__SET EXERCISE 1__
In the passage on the router test setup, which USB adapter is used for the throughput tests?

[start of PASSAGE]

Our routine test setup includes a desktop PC, the reviewed router, and a laptop to simulate a wireless home network. The desktop system takes on the role of a host machine, while the router acts as a gateway. And lastly, an external Wireless 802.11ac adapter attached to the notebook is used to fulfill the role of a wireless remote client. The router is locked down in N-only mode for the 2.4GHz band, and 802.11ac for the 5GHz band, mainly to prevent the use of varying 802.11 standards. Typically, a channel bandwidth of 40MHz is selected where applicable, while 80MHz is used for the 5GHz AC band.
We'll be using Netgear's A6200 802.11ac USB adapter for our throughput tests to reduce the number of variables involved. The Netgear A6200 USB adapter supports up to two spatial streams for a maximum data transfer rate of 867Mbps - the maximum for USB adapters currently. Hence, if your system has a more advanced wireless chipset that supports three spatial streams, you can expect even higher speeds.

[end of PASSAGE]
[start of WORKING DATA]

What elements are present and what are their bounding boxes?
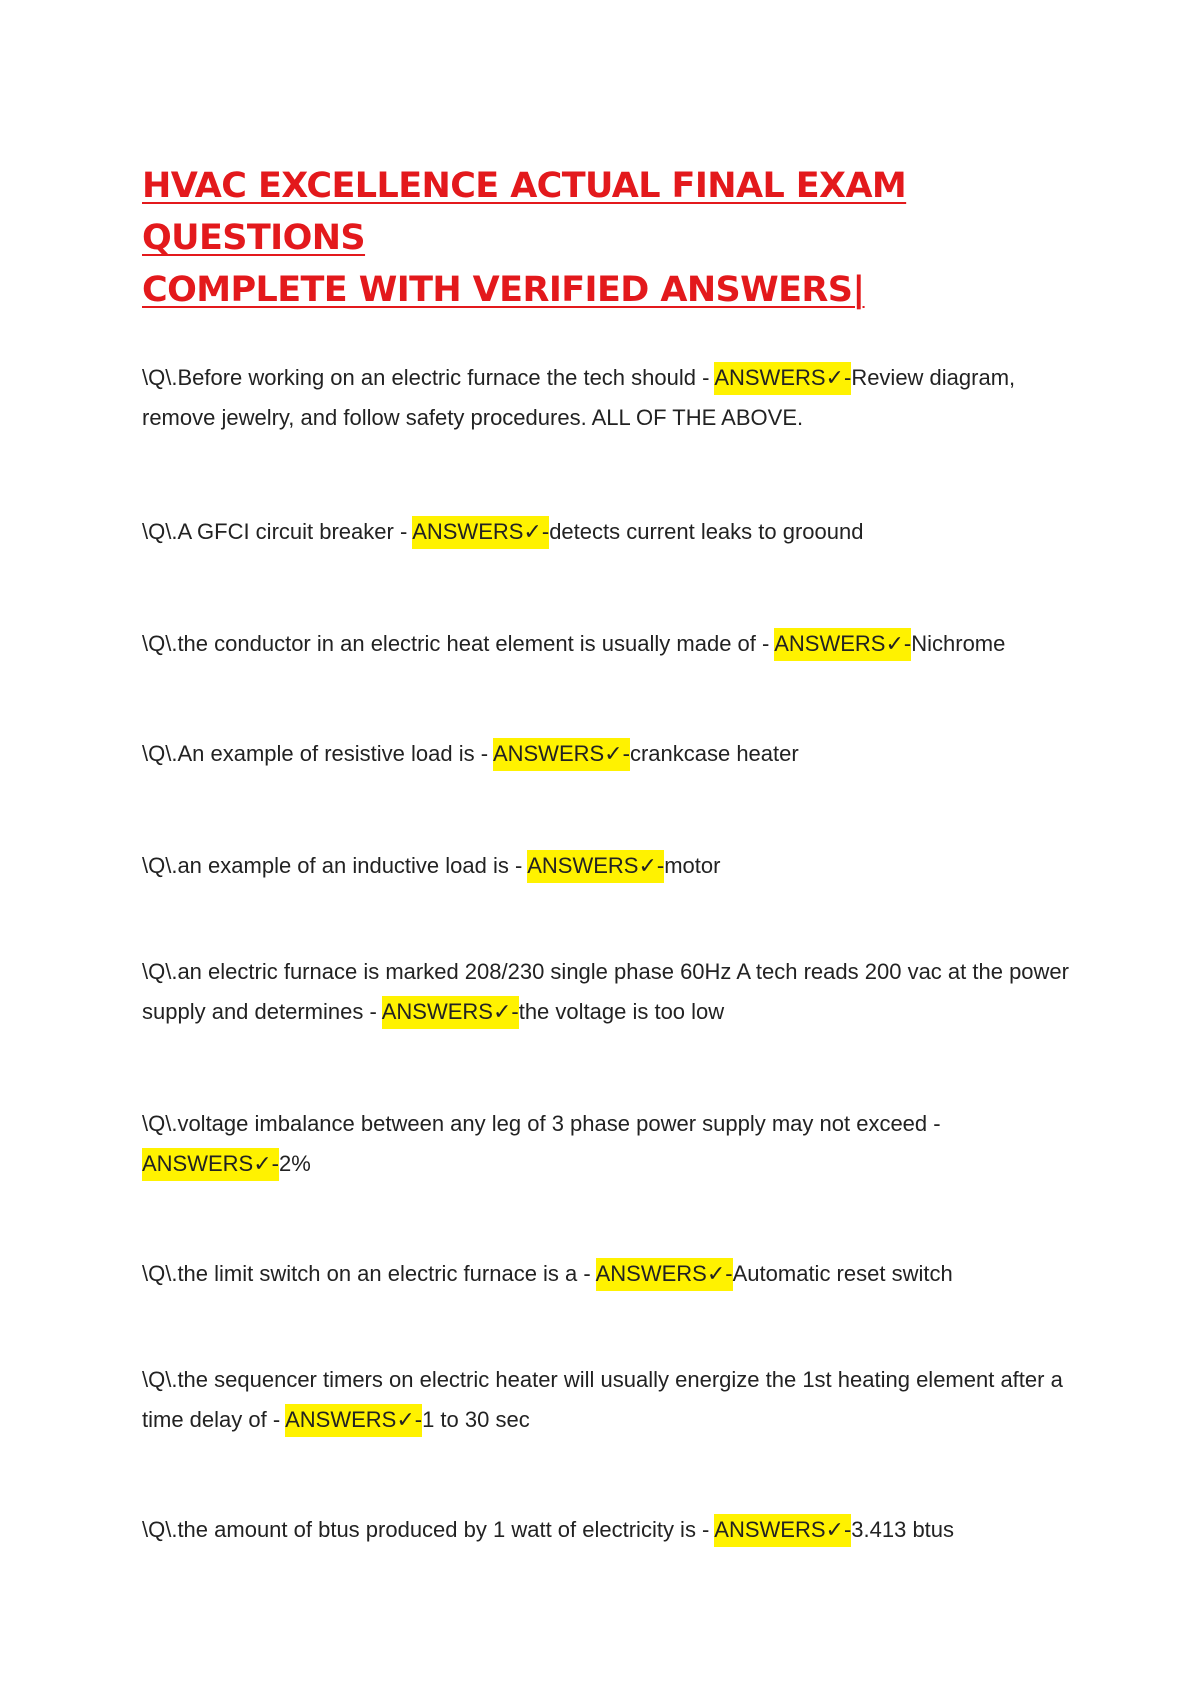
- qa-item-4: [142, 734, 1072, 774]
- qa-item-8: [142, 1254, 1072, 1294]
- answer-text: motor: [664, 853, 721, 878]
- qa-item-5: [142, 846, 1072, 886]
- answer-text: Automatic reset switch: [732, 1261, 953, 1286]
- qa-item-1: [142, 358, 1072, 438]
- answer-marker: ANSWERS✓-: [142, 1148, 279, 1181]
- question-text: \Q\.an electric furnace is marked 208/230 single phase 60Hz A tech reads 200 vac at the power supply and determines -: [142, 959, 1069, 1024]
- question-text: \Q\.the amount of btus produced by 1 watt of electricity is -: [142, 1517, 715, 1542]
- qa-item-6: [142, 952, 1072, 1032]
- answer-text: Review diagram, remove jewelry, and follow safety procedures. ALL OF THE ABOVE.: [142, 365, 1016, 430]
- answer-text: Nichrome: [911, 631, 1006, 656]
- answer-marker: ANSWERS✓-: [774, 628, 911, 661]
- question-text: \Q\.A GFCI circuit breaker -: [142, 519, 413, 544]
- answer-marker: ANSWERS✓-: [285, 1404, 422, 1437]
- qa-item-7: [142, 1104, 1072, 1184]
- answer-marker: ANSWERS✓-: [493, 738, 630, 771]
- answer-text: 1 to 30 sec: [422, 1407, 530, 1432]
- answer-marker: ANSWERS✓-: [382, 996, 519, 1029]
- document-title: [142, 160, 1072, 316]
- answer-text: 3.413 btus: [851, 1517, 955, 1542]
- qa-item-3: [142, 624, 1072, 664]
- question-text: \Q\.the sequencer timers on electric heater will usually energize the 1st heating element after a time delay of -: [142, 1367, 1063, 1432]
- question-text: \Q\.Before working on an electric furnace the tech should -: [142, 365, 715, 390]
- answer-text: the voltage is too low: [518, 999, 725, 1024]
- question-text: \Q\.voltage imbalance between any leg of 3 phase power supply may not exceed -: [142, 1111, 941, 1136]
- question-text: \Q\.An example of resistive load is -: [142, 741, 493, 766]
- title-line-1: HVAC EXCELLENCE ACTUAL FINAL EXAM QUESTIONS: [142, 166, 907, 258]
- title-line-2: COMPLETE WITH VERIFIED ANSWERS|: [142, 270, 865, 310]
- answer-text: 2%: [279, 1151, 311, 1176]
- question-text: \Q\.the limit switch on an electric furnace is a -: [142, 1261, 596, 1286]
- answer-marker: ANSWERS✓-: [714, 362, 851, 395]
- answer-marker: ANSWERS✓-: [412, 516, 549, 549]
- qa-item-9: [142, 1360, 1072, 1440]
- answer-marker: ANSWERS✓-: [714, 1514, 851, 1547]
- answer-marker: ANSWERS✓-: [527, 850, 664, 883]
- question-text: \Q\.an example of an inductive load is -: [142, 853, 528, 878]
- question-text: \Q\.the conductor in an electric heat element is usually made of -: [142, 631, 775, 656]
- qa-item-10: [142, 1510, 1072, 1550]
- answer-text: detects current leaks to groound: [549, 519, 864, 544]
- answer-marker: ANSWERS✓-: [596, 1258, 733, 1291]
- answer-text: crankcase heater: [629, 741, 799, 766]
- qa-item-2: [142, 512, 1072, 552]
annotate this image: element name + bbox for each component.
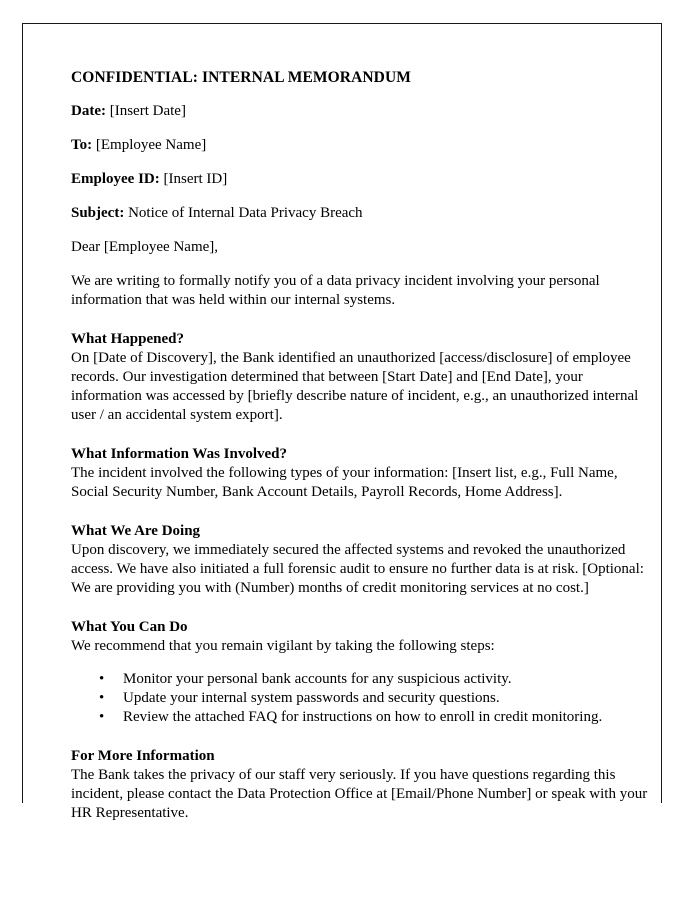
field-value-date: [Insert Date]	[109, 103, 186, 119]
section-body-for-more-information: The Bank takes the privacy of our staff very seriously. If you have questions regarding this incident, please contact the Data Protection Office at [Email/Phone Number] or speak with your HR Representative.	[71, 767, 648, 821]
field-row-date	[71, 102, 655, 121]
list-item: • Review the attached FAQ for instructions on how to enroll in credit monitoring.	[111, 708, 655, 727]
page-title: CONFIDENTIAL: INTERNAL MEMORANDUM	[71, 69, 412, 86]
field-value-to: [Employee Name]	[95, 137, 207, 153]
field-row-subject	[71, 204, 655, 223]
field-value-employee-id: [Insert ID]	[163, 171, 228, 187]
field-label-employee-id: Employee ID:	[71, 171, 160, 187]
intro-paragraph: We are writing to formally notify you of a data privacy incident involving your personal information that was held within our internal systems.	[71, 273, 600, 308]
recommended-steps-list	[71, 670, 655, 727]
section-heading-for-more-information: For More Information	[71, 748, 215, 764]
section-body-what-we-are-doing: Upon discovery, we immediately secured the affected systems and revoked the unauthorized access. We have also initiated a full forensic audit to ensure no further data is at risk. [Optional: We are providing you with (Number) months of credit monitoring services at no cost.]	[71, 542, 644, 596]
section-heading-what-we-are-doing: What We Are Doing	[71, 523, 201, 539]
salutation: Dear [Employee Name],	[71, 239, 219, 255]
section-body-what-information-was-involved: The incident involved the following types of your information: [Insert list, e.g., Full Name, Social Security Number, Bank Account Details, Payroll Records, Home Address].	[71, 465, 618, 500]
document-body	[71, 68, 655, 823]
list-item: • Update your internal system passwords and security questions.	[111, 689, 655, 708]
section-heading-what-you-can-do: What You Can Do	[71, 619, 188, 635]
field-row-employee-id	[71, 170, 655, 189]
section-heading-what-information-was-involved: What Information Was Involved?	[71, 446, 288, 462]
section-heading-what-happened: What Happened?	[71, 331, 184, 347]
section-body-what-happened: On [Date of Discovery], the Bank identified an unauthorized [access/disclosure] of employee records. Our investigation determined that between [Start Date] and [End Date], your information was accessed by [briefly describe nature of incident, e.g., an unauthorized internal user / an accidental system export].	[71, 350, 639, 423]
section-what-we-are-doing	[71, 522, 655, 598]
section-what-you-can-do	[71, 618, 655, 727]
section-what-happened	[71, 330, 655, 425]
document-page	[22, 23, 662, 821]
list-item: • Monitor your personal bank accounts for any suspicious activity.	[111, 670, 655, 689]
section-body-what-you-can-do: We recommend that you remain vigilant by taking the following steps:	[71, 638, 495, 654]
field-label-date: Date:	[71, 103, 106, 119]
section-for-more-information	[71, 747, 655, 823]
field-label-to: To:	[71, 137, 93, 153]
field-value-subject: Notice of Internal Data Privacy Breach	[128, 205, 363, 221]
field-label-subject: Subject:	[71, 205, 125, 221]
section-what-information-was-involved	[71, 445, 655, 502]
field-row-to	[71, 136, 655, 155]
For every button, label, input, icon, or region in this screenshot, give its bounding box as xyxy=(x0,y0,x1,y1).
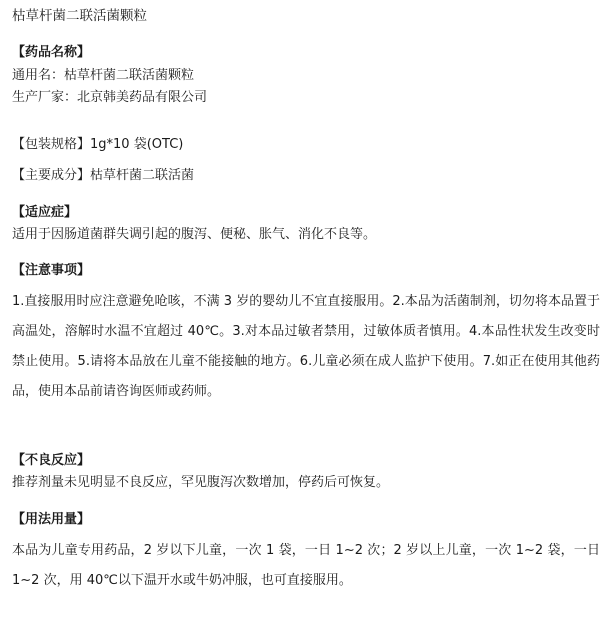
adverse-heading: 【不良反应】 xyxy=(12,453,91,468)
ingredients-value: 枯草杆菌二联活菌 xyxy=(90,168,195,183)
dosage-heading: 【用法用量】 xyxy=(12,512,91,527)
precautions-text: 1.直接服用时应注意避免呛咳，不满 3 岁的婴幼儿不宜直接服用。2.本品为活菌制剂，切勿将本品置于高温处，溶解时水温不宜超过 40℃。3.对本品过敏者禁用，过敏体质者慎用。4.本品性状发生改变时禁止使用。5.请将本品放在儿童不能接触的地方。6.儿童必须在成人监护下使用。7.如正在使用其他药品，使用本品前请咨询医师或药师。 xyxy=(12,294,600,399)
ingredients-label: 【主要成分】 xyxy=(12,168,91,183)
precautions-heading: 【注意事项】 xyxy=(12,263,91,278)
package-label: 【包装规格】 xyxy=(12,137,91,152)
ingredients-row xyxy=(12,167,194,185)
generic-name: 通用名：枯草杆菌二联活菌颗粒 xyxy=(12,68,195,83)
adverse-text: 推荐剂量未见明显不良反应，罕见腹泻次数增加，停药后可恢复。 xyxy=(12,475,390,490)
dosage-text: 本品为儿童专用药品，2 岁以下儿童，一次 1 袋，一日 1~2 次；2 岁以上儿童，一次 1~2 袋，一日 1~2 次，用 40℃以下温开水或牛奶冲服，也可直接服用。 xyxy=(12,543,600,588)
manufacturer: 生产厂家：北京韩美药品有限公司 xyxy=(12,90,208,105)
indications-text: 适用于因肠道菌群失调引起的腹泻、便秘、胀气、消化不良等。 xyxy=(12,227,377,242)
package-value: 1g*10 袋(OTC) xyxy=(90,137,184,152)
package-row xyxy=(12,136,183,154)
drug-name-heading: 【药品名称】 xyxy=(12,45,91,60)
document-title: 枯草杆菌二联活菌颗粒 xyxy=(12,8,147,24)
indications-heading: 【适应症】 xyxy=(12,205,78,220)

[end of WORKING DATA]

__SET EXERCISE 2__
Pull out every line of the records above that contains the string "tech", matching its case exactly.

__FULL RESPONSE 1__
Netgear's A6200 802.11ac USB adapter.

__FULL RESPONSE 2__
- question-text: \Q\.an electric furnace is marked 208/230 single phase 60Hz A tech reads 200 vac at the power supply and determines -: [142, 959, 1069, 1024]
- question-text: \Q\.Before working on an electric furnace the tech should -: [142, 365, 715, 390]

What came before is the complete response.